**Data in this exercise**.
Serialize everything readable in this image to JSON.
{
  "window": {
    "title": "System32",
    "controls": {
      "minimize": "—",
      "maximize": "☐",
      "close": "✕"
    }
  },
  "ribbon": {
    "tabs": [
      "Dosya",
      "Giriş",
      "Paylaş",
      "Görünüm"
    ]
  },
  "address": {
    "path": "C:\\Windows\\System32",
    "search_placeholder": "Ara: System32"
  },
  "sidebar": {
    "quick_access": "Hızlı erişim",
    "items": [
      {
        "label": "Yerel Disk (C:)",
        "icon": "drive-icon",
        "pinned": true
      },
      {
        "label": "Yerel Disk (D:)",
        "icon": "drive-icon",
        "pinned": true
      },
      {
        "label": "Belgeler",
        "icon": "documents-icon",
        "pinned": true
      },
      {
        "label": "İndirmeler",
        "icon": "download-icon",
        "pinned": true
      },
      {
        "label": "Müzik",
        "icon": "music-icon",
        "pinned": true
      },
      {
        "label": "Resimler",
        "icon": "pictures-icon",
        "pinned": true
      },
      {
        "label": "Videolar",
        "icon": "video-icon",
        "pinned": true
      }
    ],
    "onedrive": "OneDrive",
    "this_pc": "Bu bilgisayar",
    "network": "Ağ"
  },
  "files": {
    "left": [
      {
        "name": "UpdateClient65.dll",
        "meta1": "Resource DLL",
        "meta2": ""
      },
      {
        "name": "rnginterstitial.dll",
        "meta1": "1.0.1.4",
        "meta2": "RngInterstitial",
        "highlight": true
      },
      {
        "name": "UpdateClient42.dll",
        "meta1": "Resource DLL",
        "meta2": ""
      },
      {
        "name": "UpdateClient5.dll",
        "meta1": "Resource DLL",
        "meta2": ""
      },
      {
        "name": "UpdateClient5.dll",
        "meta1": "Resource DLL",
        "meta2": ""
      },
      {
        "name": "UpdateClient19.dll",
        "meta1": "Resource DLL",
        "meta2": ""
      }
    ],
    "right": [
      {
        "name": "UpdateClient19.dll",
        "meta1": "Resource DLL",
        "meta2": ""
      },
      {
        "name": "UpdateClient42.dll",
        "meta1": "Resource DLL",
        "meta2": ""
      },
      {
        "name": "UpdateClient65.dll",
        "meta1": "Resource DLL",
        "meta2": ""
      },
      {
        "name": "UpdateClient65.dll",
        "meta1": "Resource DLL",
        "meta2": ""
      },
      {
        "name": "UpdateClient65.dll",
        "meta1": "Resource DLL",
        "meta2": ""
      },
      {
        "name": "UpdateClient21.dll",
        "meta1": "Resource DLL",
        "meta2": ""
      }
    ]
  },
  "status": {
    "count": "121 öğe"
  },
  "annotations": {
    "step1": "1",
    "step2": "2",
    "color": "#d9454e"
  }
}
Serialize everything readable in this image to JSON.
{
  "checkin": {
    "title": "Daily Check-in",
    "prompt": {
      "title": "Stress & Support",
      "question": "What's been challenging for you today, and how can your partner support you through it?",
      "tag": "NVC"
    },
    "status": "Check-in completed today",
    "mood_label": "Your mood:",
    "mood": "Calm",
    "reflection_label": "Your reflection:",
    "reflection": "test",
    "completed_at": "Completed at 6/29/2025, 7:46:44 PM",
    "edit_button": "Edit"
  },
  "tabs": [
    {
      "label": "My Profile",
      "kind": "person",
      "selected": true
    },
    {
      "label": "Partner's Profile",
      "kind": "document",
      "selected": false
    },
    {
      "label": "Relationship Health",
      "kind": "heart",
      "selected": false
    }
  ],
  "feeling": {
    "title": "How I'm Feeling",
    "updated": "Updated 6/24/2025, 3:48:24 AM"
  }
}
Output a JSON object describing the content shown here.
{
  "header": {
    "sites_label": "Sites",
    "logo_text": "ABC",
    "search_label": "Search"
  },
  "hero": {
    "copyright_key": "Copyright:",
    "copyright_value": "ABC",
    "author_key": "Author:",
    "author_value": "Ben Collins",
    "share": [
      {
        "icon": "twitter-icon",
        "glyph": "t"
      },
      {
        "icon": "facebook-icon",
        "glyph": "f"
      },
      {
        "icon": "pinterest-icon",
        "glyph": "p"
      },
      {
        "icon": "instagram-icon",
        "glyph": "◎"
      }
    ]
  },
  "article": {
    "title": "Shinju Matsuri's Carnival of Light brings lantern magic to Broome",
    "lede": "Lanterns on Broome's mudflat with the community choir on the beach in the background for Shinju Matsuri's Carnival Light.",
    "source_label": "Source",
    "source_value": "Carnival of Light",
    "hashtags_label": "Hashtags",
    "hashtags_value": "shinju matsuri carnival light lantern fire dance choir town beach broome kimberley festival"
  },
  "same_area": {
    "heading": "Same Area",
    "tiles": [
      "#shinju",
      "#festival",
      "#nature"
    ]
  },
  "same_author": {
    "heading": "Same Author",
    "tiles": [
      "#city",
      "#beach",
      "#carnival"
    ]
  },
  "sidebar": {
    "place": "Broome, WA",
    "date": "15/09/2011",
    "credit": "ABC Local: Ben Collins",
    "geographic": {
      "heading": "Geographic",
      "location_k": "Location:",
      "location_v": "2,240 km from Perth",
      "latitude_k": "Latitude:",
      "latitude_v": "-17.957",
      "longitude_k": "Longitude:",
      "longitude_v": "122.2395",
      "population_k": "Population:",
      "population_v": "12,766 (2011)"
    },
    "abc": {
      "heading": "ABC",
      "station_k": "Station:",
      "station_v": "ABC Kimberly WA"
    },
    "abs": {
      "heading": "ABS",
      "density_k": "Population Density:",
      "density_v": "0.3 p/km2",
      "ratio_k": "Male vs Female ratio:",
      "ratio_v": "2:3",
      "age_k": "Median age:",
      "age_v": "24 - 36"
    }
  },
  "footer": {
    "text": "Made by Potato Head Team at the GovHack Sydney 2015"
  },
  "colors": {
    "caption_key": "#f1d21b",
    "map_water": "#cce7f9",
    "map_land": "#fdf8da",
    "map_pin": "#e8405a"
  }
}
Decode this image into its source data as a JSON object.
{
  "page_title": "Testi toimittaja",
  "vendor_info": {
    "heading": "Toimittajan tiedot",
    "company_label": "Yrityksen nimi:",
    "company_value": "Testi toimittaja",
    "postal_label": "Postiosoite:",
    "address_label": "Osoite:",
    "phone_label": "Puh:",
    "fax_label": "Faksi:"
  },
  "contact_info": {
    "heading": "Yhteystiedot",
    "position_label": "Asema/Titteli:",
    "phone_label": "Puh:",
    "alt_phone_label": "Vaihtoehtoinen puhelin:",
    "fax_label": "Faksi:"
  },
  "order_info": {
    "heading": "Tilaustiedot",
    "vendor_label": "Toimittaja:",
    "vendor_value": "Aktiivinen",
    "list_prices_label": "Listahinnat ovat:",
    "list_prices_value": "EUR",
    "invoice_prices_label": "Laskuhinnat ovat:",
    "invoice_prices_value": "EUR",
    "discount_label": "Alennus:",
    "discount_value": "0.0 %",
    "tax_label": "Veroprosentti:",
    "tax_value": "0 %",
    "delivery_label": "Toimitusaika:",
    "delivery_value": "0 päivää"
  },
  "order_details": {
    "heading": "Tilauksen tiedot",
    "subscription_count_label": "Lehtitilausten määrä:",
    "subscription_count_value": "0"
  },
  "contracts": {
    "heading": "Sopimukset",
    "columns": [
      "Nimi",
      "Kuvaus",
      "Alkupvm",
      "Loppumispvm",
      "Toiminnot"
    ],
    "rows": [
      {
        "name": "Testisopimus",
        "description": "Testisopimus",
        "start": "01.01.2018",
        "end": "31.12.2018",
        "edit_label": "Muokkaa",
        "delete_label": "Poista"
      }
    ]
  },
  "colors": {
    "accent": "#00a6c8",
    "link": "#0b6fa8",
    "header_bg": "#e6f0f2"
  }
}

**Exercise objective**. Each entry above is to be set down again in exactly the same words.

**Problem solution**.
Serialize everything readable in this image to JSON.
{
  "window": {
    "title": "System32",
    "controls": {
      "minimize": "—",
      "maximize": "☐",
      "close": "✕"
    }
  },
  "ribbon": {
    "tabs": [
      "Dosya",
      "Giriş",
      "Paylaş",
      "Görünüm"
    ]
  },
  "address": {
    "path": "C:\\Windows\\System32",
    "search_placeholder": "Ara: System32"
  },
  "sidebar": {
    "quick_access": "Hızlı erişim",
    "items": [
      {
        "label": "Yerel Disk (C:)",
        "icon": "drive-icon",
        "pinned": true
      },
      {
        "label": "Yerel Disk (D:)",
        "icon": "drive-icon",
        "pinned": true
      },
      {
        "label": "Belgeler",
        "icon": "documents-icon",
        "pinned": true
      },
      {
        "label": "İndirmeler",
        "icon": "download-icon",
        "pinned": true
      },
      {
        "label": "Müzik",
        "icon": "music-icon",
        "pinned": true
      },
      {
        "label": "Resimler",
        "icon": "pictures-icon",
        "pinned": true
      },
      {
        "label": "Videolar",
        "icon": "video-icon",
        "pinned": true
      }
    ],
    "onedrive": "OneDrive",
    "this_pc": "Bu bilgisayar",
    "network": "Ağ"
  },
  "files": {
    "left": [
      {
        "name": "UpdateClient65.dll",
        "meta1": "Resource DLL",
        "meta2": ""
      },
      {
        "name": "rnginterstitial.dll",
        "meta1": "1.0.1.4",
        "meta2": "RngInterstitial",
        "highlight": true
      },
      {
        "name": "UpdateClient42.dll",
        "meta1": "Resource DLL",
        "meta2": ""
      },
      {
        "name": "UpdateClient5.dll",
        "meta1": "Resource DLL",
        "meta2": ""
      },
      {
        "name": "UpdateClient5.dll",
        "meta1": "Resource DLL",
        "meta2": ""
      },
      {
        "name": "UpdateClient19.dll",
        "meta1": "Resource DLL",
        "meta2": ""
      }
    ],
    "right": [
      {
        "name": "UpdateClient19.dll",
        "meta1": "Resource DLL",
        "meta2": ""
      },
      {
        "name": "UpdateClient42.dll",
        "meta1": "Resource DLL",
        "meta2": ""
      },
      {
        "name": "UpdateClient65.dll",
        "meta1": "Resource DLL",
        "meta2": ""
      },
      {
        "name": "UpdateClient65.dll",
        "meta1": "Resource DLL",
        "meta2": ""
      },
      {
        "name": "UpdateClient65.dll",
        "meta1": "Resource DLL",
        "meta2": ""
      },
      {
        "name": "UpdateClient21.dll",
        "meta1": "Resource DLL",
        "meta2": ""
      }
    ]
  },
  "status": {
    "count": "121 öğe"
  },
  "annotations": {
    "step1": "1",
    "step2": "2",
    "color": "#d9454e"
  }
}
Serialize everything readable in this image to JSON.
{
  "checkin": {
    "title": "Daily Check-in",
    "prompt": {
      "title": "Stress & Support",
      "question": "What's been challenging for you today, and how can your partner support you through it?",
      "tag": "NVC"
    },
    "status": "Check-in completed today",
    "mood_label": "Your mood:",
    "mood": "Calm",
    "reflection_label": "Your reflection:",
    "reflection": "test",
    "completed_at": "Completed at 6/29/2025, 7:46:44 PM",
    "edit_button": "Edit"
  },
  "tabs": [
    {
      "label": "My Profile",
      "kind": "person",
      "selected": true
    },
    {
      "label": "Partner's Profile",
      "kind": "document",
      "selected": false
    },
    {
      "label": "Relationship Health",
      "kind": "heart",
      "selected": false
    }
  ],
  "feeling": {
    "title": "How I'm Feeling",
    "updated": "Updated 6/24/2025, 3:48:24 AM"
  }
}
Output a JSON object describing the content shown here.
{
  "header": {
    "sites_label": "Sites",
    "logo_text": "ABC",
    "search_label": "Search"
  },
  "hero": {
    "copyright_key": "Copyright:",
    "copyright_value": "ABC",
    "author_key": "Author:",
    "author_value": "Ben Collins",
    "share": [
      {
        "icon": "twitter-icon",
        "glyph": "t"
      },
      {
        "icon": "facebook-icon",
        "glyph": "f"
      },
      {
        "icon": "pinterest-icon",
        "glyph": "p"
      },
      {
        "icon": "instagram-icon",
        "glyph": "◎"
      }
    ]
  },
  "article": {
    "title": "Shinju Matsuri's Carnival of Light brings lantern magic to Broome",
    "lede": "Lanterns on Broome's mudflat with the community choir on the beach in the background for Shinju Matsuri's Carnival Light.",
    "source_label": "Source",
    "source_value": "Carnival of Light",
    "hashtags_label": "Hashtags",
    "hashtags_value": "shinju matsuri carnival light lantern fire dance choir town beach broome kimberley festival"
  },
  "same_area": {
    "heading": "Same Area",
    "tiles": [
      "#shinju",
      "#festival",
      "#nature"
    ]
  },
  "same_author": {
    "heading": "Same Author",
    "tiles": [
      "#city",
      "#beach",
      "#carnival"
    ]
  },
  "sidebar": {
    "place": "Broome, WA",
    "date": "15/09/2011",
    "credit": "ABC Local: Ben Collins",
    "geographic": {
      "heading": "Geographic",
      "location_k": "Location:",
      "location_v": "2,240 km from Perth",
      "latitude_k": "Latitude:",
      "latitude_v": "-17.957",
      "longitude_k": "Longitude:",
      "longitude_v": "122.2395",
      "population_k": "Population:",
      "population_v": "12,766 (2011)"
    },
    "abc": {
      "heading": "ABC",
      "station_k": "Station:",
      "station_v": "ABC Kimberly WA"
    },
    "abs": {
      "heading": "ABS",
      "density_k": "Population Density:",
      "density_v": "0.3 p/km2",
      "ratio_k": "Male vs Female ratio:",
      "ratio_v": "2:3",
      "age_k": "Median age:",
      "age_v": "24 - 36"
    }
  },
  "footer": {
    "text": "Made by Potato Head Team at the GovHack Sydney 2015"
  },
  "colors": {
    "caption_key": "#f1d21b",
    "map_water": "#cce7f9",
    "map_land": "#fdf8da",
    "map_pin": "#e8405a"
  }
}
Decode this image into its source data as a JSON object.
{
  "page_title": "Testi toimittaja",
  "vendor_info": {
    "heading": "Toimittajan tiedot",
    "company_label": "Yrityksen nimi:",
    "company_value": "Testi toimittaja",
    "postal_label": "Postiosoite:",
    "address_label": "Osoite:",
    "phone_label": "Puh:",
    "fax_label": "Faksi:"
  },
  "contact_info": {
    "heading": "Yhteystiedot",
    "position_label": "Asema/Titteli:",
    "phone_label": "Puh:",
    "alt_phone_label": "Vaihtoehtoinen puhelin:",
    "fax_label": "Faksi:"
  },
  "order_info": {
    "heading": "Tilaustiedot",
    "vendor_label": "Toimittaja:",
    "vendor_value": "Aktiivinen",
    "list_prices_label": "Listahinnat ovat:",
    "list_prices_value": "EUR",
    "invoice_prices_label": "Laskuhinnat ovat:",
    "invoice_prices_value": "EUR",
    "discount_label": "Alennus:",
    "discount_value": "0.0 %",
    "tax_label": "Veroprosentti:",
    "tax_value": "0 %",
    "delivery_label": "Toimitusaika:",
    "delivery_value": "0 päivää"
  },
  "order_details": {
    "heading": "Tilauksen tiedot",
    "subscription_count_label": "Lehtitilausten määrä:",
    "subscription_count_value": "0"
  },
  "contracts": {
    "heading": "Sopimukset",
    "columns": [
      "Nimi",
      "Kuvaus",
      "Alkupvm",
      "Loppumispvm",
      "Toiminnot"
    ],
    "rows": [
      {
        "name": "Testisopimus",
        "description": "Testisopimus",
        "start": "01.01.2018",
        "end": "31.12.2018",
        "edit_label": "Muokkaa",
        "delete_label": "Poista"
      }
    ]
  },
  "colors": {
    "accent": "#00a6c8",
    "link": "#0b6fa8",
    "header_bg": "#e6f0f2"
  }
}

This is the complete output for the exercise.